* **Source text**:
Norma Waterson and Eliza Carthy: Anchor

I’m going to post the next Good Post in a couple of days (it’s already written, as are several follow-ups), but today and tomorrow I’m going to talk about music. Tomorrow I’ll be reviewing the new expanded editions of Michael Nesmith’s first five albums, which came out today, but today I’m going to talk about a new album, also released today,Anchor, by Norma Waterson and Eliza Carthy with the Gift Band.

I don’t often talk on this blog about my love of traditional folk music, and particularly the music produced by the Waterson/Carthy family and their various associates. It’s one of many areas of music (like late 40s jazz, or Bach, or early twentieth century orchestral music) which I love as deeply as the 1960s pop music I write about here, but for which I don’t have a critical vocabulary or historical knowledge that allows me to talk about it sensibly — I love individual artists, and individual works, but can’t talk about it in the same way I can talk about, say, a Beach Boys album.

But this is a rather special album in a number of ways, and one of them is that it’s one of Waterson and Carthy’s periodic ventures into… not contemporary music, but music that at least has a credited writer, and which was largely written in living memory, so it’s an album I can talk about rather more intelligently than I could the more traditional music.

For those who don’t know, Norma Waterson was one of the Watersons, a family singing group that included her and her siblings, who largely revolutionised English traditional music in the 1960s and 70s. Eliza Carthy is her daughter, and Carthy’s father is Waterson’s husband Martin Carthy, who was as important to English folk guitar as the Watersons were to folk singing. Eliza Carthy herself is an astonishing vocalist and excellent violinist and absolutely magnetic stage presence.

All three of them appear on each other’s recordings regularly, to the extent that whatever label is on the record, whether it be one or more of their own names, their group Waterson: Carthy, or the various other group projects they’re involved in there’s a good chance that all three will be on the album — and indeed all three are on this album and take lead vocals — but this is special in a number of ways.

* **Layout dataset entries**:
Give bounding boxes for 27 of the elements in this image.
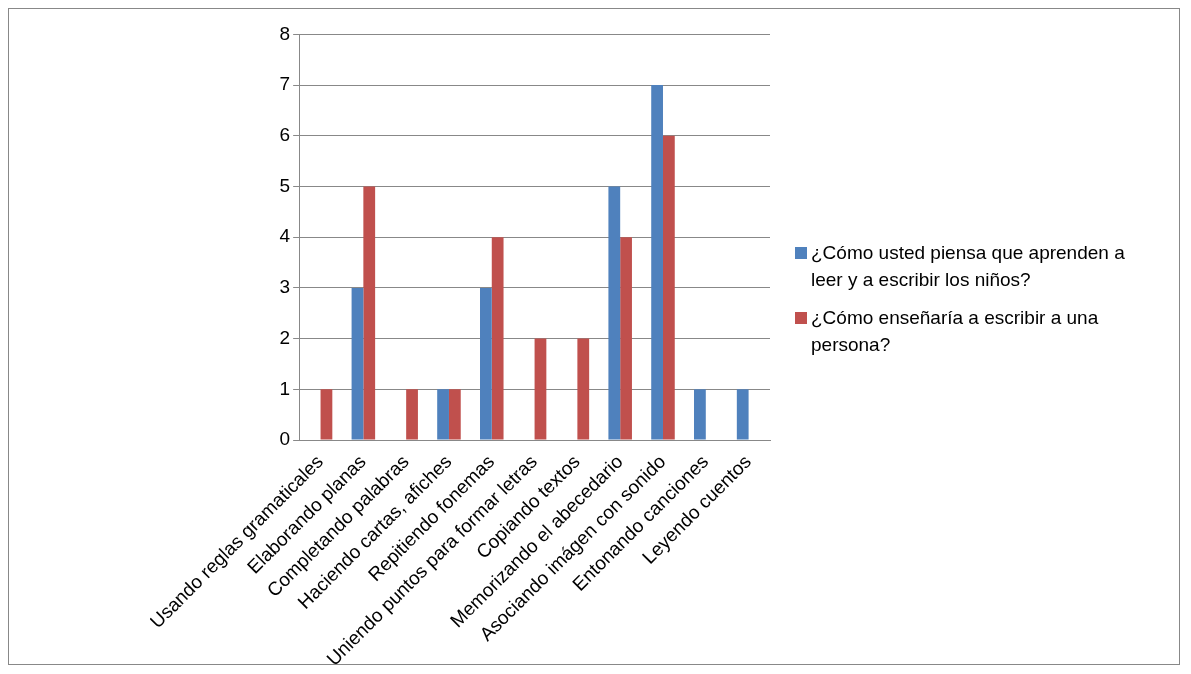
- bar: [736, 389, 749, 440]
- bar: [662, 135, 675, 440]
- bar: [608, 186, 621, 440]
- bar: [694, 389, 706, 440]
- y-tick-label: 8: [279, 22, 291, 44]
- bar: [406, 389, 418, 440]
- y-tick-label: 0: [279, 428, 291, 450]
- y-tick-label: 3: [279, 276, 291, 298]
- bar: [620, 237, 632, 440]
- bar: [363, 186, 376, 440]
- bar: [534, 338, 547, 440]
- y-tick-label: 7: [279, 73, 291, 95]
- legend-label: ¿Cómo enseñaría a escribir a una persona?: [811, 306, 1100, 357]
- bar: [480, 287, 492, 440]
- y-tick-label: 5: [279, 174, 291, 196]
- bar: [320, 389, 333, 440]
- legend-label: ¿Cómo usted piensa que aprenden a leer y a escribir los niños?: [811, 241, 1126, 292]
- bar: [437, 389, 449, 440]
- bar: [491, 237, 504, 440]
- bar: [651, 85, 663, 440]
- y-tick-label: 2: [279, 326, 291, 348]
- bar: [448, 389, 461, 440]
- bar: [577, 338, 590, 440]
- y-tick-label: 4: [279, 225, 291, 247]
- y-tick-label: 6: [279, 124, 291, 146]
- bar: [351, 287, 364, 440]
- y-tick-label: 1: [279, 377, 291, 399]
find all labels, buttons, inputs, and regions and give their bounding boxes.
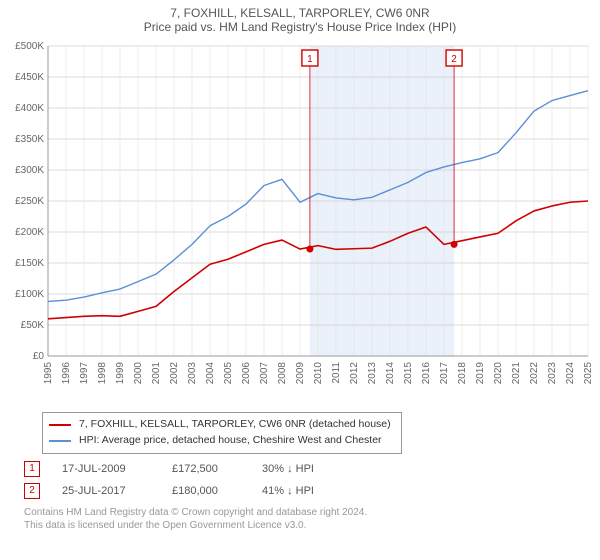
transaction-row: 1 17-JUL-2009 £172,500 30% ↓ HPI	[24, 458, 592, 480]
svg-text:£350K: £350K	[15, 134, 44, 145]
svg-text:2003: 2003	[187, 362, 198, 385]
legend-swatch	[49, 440, 71, 442]
svg-text:2021: 2021	[511, 362, 522, 385]
page-subtitle: Price paid vs. HM Land Registry's House …	[8, 20, 592, 34]
svg-text:2016: 2016	[421, 362, 432, 385]
transaction-badge: 2	[24, 483, 40, 499]
svg-text:2005: 2005	[223, 362, 234, 385]
svg-text:2006: 2006	[241, 362, 252, 385]
svg-text:£450K: £450K	[15, 72, 44, 83]
transaction-date: 17-JUL-2009	[62, 463, 172, 475]
svg-text:2011: 2011	[331, 362, 342, 384]
footer-attribution: Contains HM Land Registry data © Crown c…	[24, 506, 592, 532]
svg-text:2007: 2007	[259, 362, 270, 385]
svg-text:2009: 2009	[295, 362, 306, 385]
transaction-delta: 41% ↓ HPI	[262, 485, 382, 497]
transaction-delta: 30% ↓ HPI	[262, 463, 382, 475]
svg-text:2002: 2002	[169, 362, 180, 385]
svg-text:2013: 2013	[367, 362, 378, 385]
svg-text:2012: 2012	[349, 362, 360, 385]
transaction-price: £172,500	[172, 463, 262, 475]
svg-text:2018: 2018	[457, 362, 468, 385]
svg-text:1996: 1996	[61, 362, 72, 385]
transaction-date: 25-JUL-2017	[62, 485, 172, 497]
svg-text:1: 1	[307, 54, 313, 65]
svg-text:2010: 2010	[313, 362, 324, 385]
svg-text:2014: 2014	[385, 362, 396, 385]
svg-text:2020: 2020	[493, 362, 504, 385]
legend-row: 7, FOXHILL, KELSALL, TARPORLEY, CW6 0NR …	[49, 417, 395, 433]
svg-text:£50K: £50K	[21, 320, 45, 331]
svg-text:£0: £0	[33, 351, 45, 362]
legend-swatch	[49, 424, 71, 426]
svg-text:1995: 1995	[43, 362, 54, 385]
svg-text:£250K: £250K	[15, 196, 44, 207]
legend: 7, FOXHILL, KELSALL, TARPORLEY, CW6 0NR …	[42, 412, 402, 454]
price-chart: £0 £50K £100K £150K £200K £250K £300K £350K £400…	[8, 36, 592, 406]
transaction-row: 2 25-JUL-2017 £180,000 41% ↓ HPI	[24, 480, 592, 502]
svg-text:2023: 2023	[547, 362, 558, 385]
svg-text:2: 2	[451, 54, 457, 65]
transaction-badge: 1	[24, 461, 40, 477]
svg-text:1999: 1999	[115, 362, 126, 385]
page-title: 7, FOXHILL, KELSALL, TARPORLEY, CW6 0NR	[8, 6, 592, 20]
legend-row: HPI: Average price, detached house, Ches…	[49, 433, 395, 449]
svg-text:2022: 2022	[529, 362, 540, 385]
footer-line: This data is licensed under the Open Gov…	[24, 519, 592, 532]
svg-text:£500K: £500K	[15, 41, 44, 52]
svg-text:2001: 2001	[151, 362, 162, 385]
legend-label: 7, FOXHILL, KELSALL, TARPORLEY, CW6 0NR …	[79, 417, 391, 433]
legend-label: HPI: Average price, detached house, Ches…	[79, 433, 382, 449]
svg-text:£150K: £150K	[15, 258, 44, 269]
svg-text:2015: 2015	[403, 362, 414, 385]
svg-text:2008: 2008	[277, 362, 288, 385]
footer-line: Contains HM Land Registry data © Crown c…	[24, 506, 592, 519]
transaction-table: 1 17-JUL-2009 £172,500 30% ↓ HPI 2 25-JU…	[24, 458, 592, 502]
svg-text:1997: 1997	[79, 362, 90, 385]
svg-text:£100K: £100K	[15, 289, 44, 300]
svg-text:£200K: £200K	[15, 227, 44, 238]
svg-text:2024: 2024	[565, 362, 576, 385]
svg-text:£300K: £300K	[15, 165, 44, 176]
svg-text:2004: 2004	[205, 362, 216, 385]
svg-text:2019: 2019	[475, 362, 486, 385]
svg-text:2000: 2000	[133, 362, 144, 385]
transaction-price: £180,000	[172, 485, 262, 497]
svg-text:£400K: £400K	[15, 103, 44, 114]
svg-text:2025: 2025	[583, 362, 592, 385]
svg-text:1998: 1998	[97, 362, 108, 385]
svg-text:2017: 2017	[439, 362, 450, 385]
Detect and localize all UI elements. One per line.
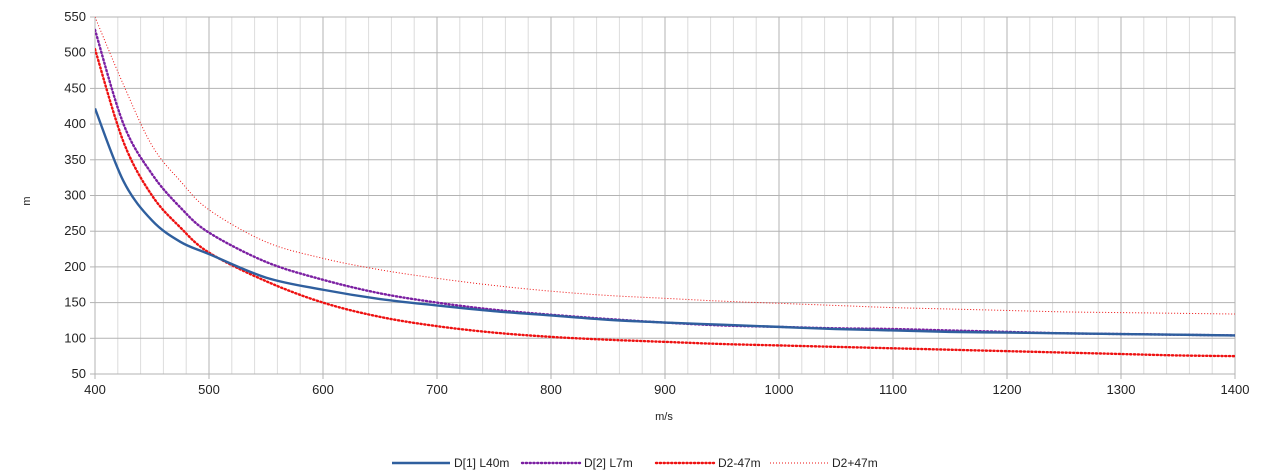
x-tick-label: 800	[540, 382, 562, 397]
y-tick-label: 400	[64, 116, 86, 131]
y-tick-label: 100	[64, 330, 86, 345]
x-tick-label: 1400	[1221, 382, 1250, 397]
legend: D[1] L40m D[2] L7m D2-47m D2+47m	[392, 456, 878, 470]
legend-label-1: D[1] L40m	[454, 456, 509, 470]
x-axis-title: m/s	[655, 411, 673, 423]
series-line-3	[95, 47, 1235, 358]
series-layer	[95, 16, 1235, 358]
y-tick-label: 550	[64, 9, 86, 24]
y-tick-label: 350	[64, 152, 86, 167]
x-tick-label: 400	[84, 382, 106, 397]
y-tick-label: 150	[64, 295, 86, 310]
y-tick-label: 450	[64, 80, 86, 95]
x-tick-label: 500	[198, 382, 220, 397]
major-gridlines	[94, 16, 1236, 375]
y-tick-label: 500	[64, 45, 86, 60]
x-tick-label: 1300	[1107, 382, 1136, 397]
legend-label-3: D2-47m	[718, 456, 761, 470]
y-axis-ticks: 50 100 150 200 250 300 350 400 450 500 550	[64, 9, 95, 381]
series-line-1	[95, 107, 1235, 337]
legend-label-2: D[2] L7m	[584, 456, 633, 470]
y-tick-label: 250	[64, 223, 86, 238]
x-tick-label: 1100	[879, 382, 907, 397]
x-tick-label: 1000	[765, 382, 794, 397]
y-tick-label: 200	[64, 259, 86, 274]
x-tick-label: 700	[426, 382, 448, 397]
x-tick-label: 600	[312, 382, 334, 397]
y-tick-label: 50	[72, 366, 86, 381]
x-tick-label: 1200	[993, 382, 1022, 397]
legend-label-4: D2+47m	[832, 456, 878, 470]
x-axis-ticks: 400 500 600 700 800 900 1000 1100 1200 1300 1400	[84, 374, 1249, 397]
x-tick-label: 900	[654, 382, 676, 397]
y-axis-title: m	[21, 196, 33, 205]
y-tick-label: 300	[64, 188, 86, 203]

* **Stated task**: Continue the blog post about the album Anchor by Norma Waterson and Eliza Carthy, starting right after its final sentence.

* **Response to this task**:
Firstly, it’s only the second mother-daughter duo album that Waterson and Eliza Carthy have ever released, as the follow up to 2010’s Gift — but that’s because it’s the first album-length project that Norma Waterson has been able to participate in since that time. Around the time of the release of Gift, she became seriously ill and spent three months in a coma, after which she had to reteach herself to speak and walk. Since then, she’s been unable to tour, only making one appearance a year, at “Normafest” in her home town of Whitby (at one point a few years ago there were plans for her to take part in a tour celebrating Ewan MacColl’s music, but she was too ill to take part in the end, although she’s supposed to be playing a show in London on Sunday — here’s hoping she’s well enough) and she hasn’t made a full album since until now, though she’s recorded odd tracks for other projects.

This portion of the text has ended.